##### THE DATA #####

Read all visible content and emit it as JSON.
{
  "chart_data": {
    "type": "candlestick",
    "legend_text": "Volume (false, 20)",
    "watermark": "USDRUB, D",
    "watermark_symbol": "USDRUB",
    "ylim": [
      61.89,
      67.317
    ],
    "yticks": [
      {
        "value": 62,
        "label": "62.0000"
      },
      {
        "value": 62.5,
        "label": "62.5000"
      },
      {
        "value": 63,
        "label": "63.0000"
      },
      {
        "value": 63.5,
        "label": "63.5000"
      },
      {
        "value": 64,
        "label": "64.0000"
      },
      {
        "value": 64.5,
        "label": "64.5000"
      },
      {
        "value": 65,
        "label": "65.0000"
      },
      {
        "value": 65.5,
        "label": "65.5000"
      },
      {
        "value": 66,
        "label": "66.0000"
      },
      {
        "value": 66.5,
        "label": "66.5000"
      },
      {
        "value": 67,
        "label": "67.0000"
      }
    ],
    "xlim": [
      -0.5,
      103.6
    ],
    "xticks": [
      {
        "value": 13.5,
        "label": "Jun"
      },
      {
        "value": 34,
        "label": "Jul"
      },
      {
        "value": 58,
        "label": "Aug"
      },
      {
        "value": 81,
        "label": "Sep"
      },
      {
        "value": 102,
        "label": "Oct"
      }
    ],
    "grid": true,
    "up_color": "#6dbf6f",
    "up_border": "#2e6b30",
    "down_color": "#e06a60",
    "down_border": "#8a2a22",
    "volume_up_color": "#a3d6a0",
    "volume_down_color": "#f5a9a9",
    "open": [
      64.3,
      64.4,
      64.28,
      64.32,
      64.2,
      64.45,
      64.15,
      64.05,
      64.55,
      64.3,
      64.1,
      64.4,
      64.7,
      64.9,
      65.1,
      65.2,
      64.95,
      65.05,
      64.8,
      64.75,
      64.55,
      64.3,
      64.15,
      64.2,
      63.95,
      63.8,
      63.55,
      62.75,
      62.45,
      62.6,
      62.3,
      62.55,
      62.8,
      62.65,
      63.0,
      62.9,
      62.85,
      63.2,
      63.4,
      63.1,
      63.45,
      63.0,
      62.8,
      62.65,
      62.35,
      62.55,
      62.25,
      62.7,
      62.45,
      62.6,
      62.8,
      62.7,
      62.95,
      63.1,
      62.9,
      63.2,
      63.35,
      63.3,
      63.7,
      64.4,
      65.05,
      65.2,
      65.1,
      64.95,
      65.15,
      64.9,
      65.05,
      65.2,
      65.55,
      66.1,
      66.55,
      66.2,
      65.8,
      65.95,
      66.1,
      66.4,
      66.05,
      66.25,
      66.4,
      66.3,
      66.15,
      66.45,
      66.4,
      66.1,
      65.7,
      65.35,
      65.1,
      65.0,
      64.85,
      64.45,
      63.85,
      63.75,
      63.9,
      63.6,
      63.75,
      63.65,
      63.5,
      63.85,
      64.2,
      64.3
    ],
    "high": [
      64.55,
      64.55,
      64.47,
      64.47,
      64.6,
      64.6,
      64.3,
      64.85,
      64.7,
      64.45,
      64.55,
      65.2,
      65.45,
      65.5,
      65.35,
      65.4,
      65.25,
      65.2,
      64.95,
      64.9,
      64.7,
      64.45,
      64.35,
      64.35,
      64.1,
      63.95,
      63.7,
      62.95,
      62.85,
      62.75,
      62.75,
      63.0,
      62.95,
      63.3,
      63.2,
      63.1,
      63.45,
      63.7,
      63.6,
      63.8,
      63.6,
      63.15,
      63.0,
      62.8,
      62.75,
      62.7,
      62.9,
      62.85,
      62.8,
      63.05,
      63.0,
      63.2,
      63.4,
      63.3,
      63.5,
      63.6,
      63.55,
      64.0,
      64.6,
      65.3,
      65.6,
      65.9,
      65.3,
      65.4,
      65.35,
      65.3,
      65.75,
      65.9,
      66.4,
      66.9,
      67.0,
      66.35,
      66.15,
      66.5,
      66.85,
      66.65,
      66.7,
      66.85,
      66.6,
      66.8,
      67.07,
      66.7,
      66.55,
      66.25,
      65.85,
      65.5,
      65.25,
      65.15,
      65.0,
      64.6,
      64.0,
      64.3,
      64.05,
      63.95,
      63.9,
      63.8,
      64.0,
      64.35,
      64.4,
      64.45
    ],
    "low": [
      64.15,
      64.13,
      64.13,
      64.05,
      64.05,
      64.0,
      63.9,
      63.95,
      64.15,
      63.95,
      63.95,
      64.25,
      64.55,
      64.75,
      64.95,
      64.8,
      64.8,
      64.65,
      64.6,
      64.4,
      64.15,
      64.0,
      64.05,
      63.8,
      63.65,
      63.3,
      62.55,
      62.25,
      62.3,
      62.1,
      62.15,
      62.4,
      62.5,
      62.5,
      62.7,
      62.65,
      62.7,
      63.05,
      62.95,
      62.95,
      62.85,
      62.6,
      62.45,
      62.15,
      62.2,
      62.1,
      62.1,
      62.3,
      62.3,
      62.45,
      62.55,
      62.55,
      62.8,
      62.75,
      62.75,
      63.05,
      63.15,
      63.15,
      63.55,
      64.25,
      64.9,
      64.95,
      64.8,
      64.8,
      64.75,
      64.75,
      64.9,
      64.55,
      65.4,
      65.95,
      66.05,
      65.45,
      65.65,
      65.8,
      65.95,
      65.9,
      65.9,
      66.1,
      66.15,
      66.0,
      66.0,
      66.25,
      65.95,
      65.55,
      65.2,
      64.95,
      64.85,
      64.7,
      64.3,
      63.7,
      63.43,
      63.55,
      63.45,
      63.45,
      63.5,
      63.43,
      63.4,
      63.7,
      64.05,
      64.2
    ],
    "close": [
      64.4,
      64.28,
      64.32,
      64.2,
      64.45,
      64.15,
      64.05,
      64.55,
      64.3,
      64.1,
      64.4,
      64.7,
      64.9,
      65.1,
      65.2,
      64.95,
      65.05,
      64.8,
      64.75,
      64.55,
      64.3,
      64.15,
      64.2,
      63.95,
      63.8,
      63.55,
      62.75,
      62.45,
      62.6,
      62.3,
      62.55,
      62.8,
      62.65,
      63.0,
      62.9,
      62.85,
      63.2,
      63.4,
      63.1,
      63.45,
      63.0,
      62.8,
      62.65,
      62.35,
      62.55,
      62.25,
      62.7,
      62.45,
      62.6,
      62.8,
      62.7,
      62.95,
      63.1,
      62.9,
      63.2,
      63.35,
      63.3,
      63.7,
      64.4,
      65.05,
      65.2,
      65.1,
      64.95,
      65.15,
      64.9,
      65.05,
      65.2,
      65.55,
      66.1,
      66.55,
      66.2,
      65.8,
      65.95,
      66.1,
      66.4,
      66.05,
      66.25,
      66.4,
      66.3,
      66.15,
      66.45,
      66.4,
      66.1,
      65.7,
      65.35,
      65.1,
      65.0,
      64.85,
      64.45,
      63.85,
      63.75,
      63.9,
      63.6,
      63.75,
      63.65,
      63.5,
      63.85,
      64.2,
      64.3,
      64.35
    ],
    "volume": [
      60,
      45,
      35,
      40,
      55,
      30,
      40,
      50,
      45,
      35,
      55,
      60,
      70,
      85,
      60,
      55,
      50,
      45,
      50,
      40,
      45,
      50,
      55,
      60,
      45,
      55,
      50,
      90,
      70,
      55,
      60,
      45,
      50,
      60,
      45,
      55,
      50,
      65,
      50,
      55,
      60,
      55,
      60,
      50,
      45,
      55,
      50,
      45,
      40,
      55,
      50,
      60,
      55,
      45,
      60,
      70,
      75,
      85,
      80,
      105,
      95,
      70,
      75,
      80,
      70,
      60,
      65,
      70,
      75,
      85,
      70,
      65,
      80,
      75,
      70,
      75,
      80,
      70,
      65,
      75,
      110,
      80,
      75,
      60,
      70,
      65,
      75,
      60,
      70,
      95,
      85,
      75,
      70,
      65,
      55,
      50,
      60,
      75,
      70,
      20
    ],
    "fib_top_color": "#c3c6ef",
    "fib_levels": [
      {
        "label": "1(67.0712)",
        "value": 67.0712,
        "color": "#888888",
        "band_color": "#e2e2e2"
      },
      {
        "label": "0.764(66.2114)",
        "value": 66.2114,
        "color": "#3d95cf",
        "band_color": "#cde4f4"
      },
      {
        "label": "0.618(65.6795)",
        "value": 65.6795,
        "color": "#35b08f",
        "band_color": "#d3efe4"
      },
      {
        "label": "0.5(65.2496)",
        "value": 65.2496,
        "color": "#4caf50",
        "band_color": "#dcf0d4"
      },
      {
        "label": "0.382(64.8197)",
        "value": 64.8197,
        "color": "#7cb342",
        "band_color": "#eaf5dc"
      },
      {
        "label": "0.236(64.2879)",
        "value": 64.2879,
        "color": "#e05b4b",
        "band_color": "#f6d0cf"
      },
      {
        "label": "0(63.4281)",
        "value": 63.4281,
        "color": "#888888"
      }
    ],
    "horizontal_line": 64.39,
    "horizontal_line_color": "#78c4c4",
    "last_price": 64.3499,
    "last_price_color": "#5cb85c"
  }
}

#####

PROBLEM DESCRIPTION:
Show every line of the listing in which the string "USDRUB" can be found.

RESULT OF THE EXERCISE:
    "watermark": "USDRUB, D",
    "watermark_symbol": "USDRUB",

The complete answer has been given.